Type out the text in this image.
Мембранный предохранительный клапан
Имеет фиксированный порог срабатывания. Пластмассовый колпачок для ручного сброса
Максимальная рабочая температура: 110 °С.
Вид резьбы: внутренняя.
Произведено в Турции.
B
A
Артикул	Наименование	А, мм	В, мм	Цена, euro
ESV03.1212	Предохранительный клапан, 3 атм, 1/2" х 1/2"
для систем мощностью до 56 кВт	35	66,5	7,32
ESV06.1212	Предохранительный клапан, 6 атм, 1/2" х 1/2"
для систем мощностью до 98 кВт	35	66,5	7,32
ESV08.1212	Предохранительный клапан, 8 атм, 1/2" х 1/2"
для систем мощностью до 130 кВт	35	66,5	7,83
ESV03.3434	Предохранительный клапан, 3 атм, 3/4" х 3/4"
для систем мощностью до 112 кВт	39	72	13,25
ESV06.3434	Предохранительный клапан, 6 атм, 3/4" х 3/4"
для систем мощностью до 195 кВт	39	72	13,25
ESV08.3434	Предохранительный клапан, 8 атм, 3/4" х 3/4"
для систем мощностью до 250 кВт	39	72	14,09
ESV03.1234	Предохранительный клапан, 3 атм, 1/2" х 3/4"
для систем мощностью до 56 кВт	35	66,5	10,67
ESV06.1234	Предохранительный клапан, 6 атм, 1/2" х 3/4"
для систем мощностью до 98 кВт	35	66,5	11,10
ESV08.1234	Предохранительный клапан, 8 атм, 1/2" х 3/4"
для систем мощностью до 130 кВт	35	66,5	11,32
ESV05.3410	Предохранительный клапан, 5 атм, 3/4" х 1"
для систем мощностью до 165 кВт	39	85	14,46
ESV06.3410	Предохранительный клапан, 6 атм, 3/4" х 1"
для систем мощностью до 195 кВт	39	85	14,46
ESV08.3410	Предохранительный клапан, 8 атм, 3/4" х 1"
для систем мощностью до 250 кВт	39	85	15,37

## PROMPT
Going through the data above, count the lines where the string "мощностью" appears, and answer with only that number.

## COMPLETED TASK
12